Count lines holding the string "over" in the data that follows. Reply with one number only.

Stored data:
■ ■ ■ ■

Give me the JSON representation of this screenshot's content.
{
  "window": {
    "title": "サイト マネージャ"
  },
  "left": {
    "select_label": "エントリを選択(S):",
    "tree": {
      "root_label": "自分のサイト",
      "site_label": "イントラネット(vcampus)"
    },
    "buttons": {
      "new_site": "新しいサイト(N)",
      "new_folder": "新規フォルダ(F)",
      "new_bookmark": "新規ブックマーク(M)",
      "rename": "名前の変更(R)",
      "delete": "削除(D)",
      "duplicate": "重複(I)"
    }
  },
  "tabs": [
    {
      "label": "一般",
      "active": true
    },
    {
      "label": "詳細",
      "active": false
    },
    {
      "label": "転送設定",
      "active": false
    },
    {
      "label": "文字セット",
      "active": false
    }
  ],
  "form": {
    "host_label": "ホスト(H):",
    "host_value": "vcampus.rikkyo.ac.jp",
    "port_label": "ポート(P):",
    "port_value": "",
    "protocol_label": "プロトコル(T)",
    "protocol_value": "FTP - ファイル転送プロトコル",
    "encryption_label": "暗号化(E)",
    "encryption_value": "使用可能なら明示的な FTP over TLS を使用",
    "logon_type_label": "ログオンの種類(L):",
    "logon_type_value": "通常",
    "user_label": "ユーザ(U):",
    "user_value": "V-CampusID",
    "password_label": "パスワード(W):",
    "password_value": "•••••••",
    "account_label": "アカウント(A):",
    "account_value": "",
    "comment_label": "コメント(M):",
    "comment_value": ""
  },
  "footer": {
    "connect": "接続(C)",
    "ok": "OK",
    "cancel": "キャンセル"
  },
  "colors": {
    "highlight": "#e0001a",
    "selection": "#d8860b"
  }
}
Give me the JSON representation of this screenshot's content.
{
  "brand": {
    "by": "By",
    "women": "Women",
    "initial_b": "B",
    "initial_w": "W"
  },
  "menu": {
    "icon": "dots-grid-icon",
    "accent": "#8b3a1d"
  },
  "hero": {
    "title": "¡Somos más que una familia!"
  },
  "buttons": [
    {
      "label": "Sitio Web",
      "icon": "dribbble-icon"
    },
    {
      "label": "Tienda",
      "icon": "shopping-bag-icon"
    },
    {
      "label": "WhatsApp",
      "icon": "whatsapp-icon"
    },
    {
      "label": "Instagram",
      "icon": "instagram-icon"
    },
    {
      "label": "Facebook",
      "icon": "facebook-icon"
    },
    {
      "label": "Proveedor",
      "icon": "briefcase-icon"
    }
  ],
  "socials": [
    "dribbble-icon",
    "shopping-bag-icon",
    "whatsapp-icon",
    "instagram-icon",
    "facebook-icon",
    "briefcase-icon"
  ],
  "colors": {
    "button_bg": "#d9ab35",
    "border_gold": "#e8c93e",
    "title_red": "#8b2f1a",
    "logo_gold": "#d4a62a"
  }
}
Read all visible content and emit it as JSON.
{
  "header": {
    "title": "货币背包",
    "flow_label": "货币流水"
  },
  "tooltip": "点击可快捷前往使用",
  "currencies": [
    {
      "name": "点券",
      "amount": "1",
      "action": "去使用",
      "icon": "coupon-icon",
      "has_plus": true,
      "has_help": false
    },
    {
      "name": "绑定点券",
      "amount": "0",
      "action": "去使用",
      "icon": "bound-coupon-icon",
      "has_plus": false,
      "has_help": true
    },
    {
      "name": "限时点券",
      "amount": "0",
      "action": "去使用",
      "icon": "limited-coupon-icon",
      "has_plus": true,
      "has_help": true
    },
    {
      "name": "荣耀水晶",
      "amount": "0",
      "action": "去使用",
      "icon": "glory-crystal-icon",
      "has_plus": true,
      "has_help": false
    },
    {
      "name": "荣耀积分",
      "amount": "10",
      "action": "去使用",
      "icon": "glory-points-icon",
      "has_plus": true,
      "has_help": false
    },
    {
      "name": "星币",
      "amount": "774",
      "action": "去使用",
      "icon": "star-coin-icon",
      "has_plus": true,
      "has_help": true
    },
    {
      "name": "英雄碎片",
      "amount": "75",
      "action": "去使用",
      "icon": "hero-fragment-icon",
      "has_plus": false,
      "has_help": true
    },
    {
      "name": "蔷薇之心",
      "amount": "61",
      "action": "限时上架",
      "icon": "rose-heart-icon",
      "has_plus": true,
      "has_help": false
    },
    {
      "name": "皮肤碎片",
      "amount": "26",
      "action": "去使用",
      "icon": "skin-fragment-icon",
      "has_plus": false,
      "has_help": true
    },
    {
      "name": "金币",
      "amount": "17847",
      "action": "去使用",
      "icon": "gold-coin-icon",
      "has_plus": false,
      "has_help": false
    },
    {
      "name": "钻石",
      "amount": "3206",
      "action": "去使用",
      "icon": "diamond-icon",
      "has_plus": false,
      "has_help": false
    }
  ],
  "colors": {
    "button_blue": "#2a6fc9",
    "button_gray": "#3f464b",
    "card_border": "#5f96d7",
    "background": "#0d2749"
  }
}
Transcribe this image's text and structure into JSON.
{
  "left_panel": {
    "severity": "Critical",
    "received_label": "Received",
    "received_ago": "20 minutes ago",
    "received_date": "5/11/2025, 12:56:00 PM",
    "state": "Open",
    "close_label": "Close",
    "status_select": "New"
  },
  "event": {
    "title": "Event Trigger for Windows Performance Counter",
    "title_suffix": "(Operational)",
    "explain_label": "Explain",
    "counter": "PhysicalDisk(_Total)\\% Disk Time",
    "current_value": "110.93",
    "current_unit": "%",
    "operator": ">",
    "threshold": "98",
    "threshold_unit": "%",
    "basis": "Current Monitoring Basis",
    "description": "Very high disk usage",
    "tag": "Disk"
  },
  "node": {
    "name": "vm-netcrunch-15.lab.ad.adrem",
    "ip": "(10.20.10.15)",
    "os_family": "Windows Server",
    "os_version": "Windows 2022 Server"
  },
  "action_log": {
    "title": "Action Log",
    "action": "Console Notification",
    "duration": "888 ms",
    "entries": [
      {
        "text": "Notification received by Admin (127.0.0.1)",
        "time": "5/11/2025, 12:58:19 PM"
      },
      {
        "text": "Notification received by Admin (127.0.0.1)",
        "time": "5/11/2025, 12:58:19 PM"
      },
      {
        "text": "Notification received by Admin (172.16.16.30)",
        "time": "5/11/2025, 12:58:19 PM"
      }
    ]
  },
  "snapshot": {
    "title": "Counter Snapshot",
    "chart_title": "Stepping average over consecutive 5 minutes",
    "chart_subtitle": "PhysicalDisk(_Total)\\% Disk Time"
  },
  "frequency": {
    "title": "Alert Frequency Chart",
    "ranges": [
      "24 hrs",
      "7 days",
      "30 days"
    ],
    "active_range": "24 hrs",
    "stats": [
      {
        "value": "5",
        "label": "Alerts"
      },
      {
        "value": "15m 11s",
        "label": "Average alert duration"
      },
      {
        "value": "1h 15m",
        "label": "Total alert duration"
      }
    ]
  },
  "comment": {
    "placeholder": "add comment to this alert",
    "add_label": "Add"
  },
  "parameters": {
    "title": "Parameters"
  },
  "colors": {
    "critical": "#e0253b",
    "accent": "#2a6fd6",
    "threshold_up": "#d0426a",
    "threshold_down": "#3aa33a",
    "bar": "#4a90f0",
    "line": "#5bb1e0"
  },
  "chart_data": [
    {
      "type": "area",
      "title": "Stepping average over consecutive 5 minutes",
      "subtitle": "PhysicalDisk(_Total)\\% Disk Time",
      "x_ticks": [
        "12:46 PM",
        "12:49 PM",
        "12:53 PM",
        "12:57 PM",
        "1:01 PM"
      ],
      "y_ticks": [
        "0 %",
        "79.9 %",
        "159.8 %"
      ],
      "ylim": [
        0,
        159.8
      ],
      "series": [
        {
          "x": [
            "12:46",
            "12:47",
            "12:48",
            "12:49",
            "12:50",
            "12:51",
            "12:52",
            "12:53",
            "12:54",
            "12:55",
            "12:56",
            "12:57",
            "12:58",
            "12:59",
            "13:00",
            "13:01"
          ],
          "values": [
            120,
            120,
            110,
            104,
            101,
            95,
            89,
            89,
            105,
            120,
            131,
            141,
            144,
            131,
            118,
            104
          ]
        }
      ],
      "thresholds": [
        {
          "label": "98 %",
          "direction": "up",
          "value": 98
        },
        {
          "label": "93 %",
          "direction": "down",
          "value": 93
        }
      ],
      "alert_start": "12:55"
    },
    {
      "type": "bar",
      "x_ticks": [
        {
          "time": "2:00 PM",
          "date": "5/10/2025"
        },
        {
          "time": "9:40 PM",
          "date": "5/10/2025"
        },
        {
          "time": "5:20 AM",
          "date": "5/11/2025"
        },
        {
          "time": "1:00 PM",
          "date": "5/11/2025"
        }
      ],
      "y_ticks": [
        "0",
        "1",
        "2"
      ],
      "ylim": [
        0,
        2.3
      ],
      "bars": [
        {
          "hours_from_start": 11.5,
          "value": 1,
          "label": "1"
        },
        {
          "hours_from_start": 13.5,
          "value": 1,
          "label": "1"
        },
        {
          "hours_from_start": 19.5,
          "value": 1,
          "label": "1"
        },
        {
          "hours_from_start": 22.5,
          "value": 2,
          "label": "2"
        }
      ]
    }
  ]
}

■ ■ ■ ■

_Response to the task_
3